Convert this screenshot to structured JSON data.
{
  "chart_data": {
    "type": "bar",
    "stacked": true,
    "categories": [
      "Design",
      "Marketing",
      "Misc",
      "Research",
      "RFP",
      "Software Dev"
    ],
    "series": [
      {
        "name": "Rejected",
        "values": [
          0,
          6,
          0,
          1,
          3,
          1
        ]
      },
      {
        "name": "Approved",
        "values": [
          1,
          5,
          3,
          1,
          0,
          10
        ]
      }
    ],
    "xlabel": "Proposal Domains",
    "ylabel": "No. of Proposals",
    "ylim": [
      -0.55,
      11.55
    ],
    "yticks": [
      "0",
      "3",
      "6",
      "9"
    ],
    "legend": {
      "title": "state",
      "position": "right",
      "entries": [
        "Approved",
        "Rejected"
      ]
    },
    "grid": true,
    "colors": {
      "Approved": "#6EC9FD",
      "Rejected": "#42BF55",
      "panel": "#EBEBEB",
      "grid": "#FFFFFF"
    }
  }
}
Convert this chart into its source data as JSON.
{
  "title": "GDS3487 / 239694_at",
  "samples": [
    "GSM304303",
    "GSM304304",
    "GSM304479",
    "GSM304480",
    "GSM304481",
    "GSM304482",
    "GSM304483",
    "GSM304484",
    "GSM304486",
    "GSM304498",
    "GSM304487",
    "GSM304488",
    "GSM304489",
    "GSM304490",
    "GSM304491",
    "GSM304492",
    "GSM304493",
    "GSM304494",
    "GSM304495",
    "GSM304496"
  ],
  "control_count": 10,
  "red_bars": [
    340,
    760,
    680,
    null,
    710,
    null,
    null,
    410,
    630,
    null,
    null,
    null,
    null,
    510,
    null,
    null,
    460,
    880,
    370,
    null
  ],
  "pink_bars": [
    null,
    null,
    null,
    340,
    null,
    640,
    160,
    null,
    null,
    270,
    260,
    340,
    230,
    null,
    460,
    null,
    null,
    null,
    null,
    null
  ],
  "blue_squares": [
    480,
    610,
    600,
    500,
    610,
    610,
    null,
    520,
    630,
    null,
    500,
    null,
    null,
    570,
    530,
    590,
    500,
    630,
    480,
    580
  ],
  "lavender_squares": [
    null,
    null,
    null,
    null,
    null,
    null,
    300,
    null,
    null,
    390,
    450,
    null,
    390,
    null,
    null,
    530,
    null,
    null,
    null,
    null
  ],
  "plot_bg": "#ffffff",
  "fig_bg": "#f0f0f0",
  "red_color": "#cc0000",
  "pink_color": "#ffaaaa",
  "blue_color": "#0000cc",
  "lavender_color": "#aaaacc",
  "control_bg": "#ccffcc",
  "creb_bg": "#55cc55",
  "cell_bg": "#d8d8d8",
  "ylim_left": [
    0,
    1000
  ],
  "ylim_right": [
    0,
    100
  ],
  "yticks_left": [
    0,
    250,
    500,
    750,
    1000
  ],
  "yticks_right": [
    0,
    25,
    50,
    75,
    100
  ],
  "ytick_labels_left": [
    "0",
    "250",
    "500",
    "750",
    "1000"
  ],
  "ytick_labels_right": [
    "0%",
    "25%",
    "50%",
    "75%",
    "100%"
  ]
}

################

Objective:
Pull out all lines of the data with the string "Approved".

Answer for the task:
        "name": "Approved",
        "Approved",
      "Approved": "#6EC9FD",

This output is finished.